— Begin DATA SHOWN —

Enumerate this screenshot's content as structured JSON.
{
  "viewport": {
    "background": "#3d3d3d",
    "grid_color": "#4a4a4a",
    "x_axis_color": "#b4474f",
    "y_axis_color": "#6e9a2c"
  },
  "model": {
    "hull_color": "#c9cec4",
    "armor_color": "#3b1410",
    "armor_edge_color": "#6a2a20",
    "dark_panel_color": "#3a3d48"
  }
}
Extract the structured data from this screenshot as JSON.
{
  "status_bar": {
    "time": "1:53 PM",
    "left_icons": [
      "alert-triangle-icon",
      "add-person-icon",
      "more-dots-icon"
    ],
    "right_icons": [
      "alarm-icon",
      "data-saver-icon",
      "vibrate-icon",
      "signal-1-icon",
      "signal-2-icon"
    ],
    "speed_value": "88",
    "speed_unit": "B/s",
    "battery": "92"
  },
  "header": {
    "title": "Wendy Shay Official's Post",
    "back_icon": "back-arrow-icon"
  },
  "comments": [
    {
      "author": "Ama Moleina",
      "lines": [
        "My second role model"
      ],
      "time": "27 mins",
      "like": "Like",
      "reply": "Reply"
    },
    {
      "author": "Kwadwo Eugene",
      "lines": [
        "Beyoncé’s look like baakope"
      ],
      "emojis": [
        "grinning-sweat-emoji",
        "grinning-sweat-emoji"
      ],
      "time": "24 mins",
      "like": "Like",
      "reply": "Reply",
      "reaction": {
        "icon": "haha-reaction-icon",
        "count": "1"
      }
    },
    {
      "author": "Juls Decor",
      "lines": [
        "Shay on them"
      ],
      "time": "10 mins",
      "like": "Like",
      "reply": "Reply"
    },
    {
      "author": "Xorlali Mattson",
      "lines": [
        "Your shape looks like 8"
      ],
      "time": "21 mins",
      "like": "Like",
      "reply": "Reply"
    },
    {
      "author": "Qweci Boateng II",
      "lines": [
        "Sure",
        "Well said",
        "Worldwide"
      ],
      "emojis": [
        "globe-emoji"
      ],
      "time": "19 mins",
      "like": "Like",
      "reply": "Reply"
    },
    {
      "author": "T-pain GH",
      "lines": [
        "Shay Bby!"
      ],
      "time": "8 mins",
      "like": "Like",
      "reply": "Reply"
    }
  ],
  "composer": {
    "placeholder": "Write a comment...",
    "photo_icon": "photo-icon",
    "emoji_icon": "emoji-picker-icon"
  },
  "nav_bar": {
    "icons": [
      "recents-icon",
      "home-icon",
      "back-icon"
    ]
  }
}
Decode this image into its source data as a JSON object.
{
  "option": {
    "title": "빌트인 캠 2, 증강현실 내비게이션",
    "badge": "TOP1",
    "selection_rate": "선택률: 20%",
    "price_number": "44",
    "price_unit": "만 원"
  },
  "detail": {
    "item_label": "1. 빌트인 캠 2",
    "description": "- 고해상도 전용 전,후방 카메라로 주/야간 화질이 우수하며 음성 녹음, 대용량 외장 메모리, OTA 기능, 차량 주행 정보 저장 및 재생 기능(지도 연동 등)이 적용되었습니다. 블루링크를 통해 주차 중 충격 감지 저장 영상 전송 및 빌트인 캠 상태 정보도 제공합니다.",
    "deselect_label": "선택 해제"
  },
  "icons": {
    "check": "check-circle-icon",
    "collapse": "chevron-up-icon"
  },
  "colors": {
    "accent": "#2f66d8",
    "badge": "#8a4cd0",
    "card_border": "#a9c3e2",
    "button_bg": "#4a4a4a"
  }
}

— End DATA SHOWN —

**REQUIREMENT:** From the listing above, copy every line that holds the string "screenshot".

**ANSWER TO THIS EXERCISE:**
Enumerate this screenshot's content as structured JSON.
Extract the structured data from this screenshot as JSON.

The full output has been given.